YOUR GOAL:
Each line that holds the word "JSON" counts once. Give the total number of such lines and nothing else.

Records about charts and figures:
>> BEGIN

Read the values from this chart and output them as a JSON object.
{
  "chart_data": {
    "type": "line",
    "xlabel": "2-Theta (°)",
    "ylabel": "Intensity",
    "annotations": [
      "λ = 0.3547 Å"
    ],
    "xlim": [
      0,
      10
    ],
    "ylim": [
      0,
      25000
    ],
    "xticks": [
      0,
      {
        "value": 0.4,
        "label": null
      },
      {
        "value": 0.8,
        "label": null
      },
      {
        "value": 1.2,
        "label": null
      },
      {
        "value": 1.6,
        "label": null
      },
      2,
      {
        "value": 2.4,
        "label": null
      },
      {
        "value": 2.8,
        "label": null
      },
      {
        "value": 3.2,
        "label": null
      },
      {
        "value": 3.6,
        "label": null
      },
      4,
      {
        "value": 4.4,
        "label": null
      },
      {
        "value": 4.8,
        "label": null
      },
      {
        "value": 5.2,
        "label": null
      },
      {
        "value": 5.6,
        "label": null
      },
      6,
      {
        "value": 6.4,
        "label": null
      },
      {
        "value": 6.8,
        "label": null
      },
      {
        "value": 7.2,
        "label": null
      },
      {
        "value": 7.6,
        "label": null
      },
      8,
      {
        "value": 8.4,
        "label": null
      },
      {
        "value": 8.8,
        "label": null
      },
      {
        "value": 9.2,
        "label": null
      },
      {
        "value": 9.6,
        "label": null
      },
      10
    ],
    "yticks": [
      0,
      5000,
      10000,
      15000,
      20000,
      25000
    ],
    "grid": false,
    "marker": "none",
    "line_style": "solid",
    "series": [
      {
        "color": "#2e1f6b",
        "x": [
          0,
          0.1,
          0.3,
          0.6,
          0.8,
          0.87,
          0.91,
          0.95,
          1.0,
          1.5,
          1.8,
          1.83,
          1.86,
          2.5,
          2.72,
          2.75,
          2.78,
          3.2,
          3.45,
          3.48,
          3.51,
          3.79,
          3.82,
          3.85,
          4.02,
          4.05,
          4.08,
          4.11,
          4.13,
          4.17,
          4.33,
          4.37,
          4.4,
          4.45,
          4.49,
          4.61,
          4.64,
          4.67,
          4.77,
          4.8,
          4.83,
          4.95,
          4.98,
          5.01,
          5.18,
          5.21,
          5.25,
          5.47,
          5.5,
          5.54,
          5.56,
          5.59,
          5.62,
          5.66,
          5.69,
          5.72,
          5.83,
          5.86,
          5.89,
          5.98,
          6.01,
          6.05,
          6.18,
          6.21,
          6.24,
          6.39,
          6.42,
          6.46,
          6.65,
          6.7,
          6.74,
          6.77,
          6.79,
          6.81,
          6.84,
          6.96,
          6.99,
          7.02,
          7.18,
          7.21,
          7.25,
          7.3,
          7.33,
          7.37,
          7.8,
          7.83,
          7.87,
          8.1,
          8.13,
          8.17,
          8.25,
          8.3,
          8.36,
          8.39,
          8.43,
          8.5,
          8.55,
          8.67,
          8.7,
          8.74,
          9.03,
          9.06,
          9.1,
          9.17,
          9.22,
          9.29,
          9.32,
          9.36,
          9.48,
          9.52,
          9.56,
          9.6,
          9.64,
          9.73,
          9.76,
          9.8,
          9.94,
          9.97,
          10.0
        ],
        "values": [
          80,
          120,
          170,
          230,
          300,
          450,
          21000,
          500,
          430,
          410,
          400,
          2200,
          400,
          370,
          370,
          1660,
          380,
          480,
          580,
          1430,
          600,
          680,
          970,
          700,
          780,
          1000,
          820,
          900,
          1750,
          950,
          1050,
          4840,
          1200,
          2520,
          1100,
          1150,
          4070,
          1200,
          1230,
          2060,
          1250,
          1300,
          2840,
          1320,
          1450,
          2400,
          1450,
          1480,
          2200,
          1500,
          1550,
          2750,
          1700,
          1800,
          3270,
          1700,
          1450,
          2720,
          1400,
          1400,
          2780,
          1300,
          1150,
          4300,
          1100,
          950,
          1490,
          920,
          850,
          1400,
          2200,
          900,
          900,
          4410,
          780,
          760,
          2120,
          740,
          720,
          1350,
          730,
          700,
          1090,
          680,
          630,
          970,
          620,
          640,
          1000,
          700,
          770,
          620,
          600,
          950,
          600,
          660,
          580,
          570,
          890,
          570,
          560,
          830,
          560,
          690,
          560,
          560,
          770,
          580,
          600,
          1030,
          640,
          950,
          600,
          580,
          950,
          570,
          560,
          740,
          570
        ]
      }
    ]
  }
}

>> END
>> BEGIN

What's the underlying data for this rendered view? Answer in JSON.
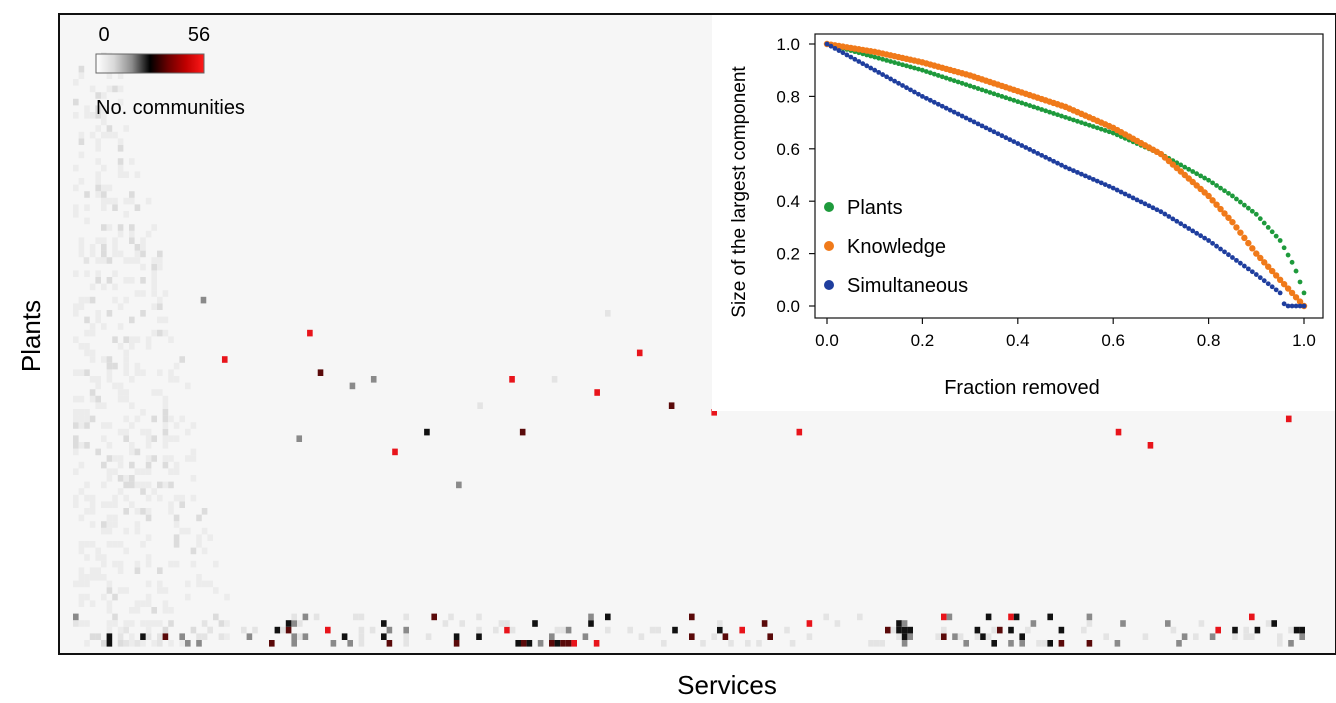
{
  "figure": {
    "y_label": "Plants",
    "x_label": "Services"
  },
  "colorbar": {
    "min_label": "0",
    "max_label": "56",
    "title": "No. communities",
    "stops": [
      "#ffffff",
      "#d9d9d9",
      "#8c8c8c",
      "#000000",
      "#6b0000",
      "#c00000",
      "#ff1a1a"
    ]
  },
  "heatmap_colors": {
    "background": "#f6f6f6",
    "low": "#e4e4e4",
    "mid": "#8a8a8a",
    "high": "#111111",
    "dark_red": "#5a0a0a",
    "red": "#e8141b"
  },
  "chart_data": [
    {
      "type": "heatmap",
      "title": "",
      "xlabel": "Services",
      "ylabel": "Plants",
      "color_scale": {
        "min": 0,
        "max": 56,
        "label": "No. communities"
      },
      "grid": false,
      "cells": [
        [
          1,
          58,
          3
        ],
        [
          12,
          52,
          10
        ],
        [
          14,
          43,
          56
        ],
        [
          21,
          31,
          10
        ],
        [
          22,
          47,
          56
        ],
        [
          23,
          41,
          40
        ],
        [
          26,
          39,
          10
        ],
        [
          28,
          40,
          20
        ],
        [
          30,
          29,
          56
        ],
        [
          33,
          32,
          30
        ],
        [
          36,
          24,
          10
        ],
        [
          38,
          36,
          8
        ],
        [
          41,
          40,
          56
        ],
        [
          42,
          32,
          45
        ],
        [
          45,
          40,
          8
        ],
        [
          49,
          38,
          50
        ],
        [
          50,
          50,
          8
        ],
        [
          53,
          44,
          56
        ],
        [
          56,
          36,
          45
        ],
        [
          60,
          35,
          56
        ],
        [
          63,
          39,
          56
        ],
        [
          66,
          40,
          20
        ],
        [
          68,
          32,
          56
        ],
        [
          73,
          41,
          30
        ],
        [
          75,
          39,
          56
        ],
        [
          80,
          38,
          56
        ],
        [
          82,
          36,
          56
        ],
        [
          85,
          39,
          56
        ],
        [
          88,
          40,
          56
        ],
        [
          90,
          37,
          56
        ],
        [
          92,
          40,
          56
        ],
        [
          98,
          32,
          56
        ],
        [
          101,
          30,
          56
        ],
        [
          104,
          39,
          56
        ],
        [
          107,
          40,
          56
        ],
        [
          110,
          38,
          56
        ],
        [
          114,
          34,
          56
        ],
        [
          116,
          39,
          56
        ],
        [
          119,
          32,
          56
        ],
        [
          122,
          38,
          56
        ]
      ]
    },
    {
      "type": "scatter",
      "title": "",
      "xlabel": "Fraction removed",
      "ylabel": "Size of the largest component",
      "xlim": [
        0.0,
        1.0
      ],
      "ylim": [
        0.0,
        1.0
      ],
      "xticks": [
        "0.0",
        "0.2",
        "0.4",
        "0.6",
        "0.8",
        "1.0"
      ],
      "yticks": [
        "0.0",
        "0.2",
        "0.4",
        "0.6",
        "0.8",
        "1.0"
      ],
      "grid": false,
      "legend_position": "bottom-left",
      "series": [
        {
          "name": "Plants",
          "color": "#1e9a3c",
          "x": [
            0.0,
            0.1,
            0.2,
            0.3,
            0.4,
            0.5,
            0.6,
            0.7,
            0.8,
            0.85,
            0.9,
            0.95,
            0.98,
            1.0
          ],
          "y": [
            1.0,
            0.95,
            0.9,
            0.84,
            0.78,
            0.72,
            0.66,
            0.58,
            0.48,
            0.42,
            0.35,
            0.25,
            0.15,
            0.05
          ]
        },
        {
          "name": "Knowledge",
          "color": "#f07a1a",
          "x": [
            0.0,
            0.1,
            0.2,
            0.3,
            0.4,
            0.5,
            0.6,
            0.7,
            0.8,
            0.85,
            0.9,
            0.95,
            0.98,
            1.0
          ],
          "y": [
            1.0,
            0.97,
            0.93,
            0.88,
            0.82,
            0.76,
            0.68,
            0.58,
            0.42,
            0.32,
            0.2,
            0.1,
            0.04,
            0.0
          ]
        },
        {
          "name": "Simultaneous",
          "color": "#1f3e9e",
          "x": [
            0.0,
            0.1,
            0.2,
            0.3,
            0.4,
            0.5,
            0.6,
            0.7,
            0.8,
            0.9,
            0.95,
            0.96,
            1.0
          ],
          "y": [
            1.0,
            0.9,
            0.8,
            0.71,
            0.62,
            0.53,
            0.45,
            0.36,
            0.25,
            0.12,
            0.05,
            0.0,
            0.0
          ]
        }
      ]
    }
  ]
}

>> END

TASK RESPONSE:
2